(Records provided begins)

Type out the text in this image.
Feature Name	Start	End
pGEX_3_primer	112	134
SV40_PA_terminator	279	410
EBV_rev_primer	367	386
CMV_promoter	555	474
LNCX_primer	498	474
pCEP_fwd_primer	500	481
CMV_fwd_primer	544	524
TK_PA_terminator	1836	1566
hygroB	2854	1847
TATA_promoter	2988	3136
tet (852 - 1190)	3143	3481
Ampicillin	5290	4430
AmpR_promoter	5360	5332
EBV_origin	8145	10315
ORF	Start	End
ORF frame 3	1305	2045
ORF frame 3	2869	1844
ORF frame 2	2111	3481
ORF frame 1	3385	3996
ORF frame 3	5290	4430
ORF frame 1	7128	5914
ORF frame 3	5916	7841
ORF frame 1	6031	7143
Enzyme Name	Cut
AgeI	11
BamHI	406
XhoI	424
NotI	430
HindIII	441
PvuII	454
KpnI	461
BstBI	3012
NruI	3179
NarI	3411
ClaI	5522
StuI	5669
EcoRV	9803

(Records provided ends)

• [Exercise objective]:
Give a word-for-word copy of the records.

• [Task answer]:
Type out the text in this image.
Feature Name	Start	End
pGEX_3_primer	112	134
SV40_PA_terminator	279	410
EBV_rev_primer	367	386
CMV_promoter	555	474
LNCX_primer	498	474
pCEP_fwd_primer	500	481
CMV_fwd_primer	544	524
TK_PA_terminator	1836	1566
hygroB	2854	1847
TATA_promoter	2988	3136
tet (852 - 1190)	3143	3481
Ampicillin	5290	4430
AmpR_promoter	5360	5332
EBV_origin	8145	10315
ORF	Start	End
ORF frame 3	1305	2045
ORF frame 3	2869	1844
ORF frame 2	2111	3481
ORF frame 1	3385	3996
ORF frame 3	5290	4430
ORF frame 1	7128	5914
ORF frame 3	5916	7841
ORF frame 1	6031	7143
Enzyme Name	Cut
AgeI	11
BamHI	406
XhoI	424
NotI	430
HindIII	441
PvuII	454
KpnI	461
BstBI	3012
NruI	3179
NarI	3411
ClaI	5522
StuI	5669
EcoRV	9803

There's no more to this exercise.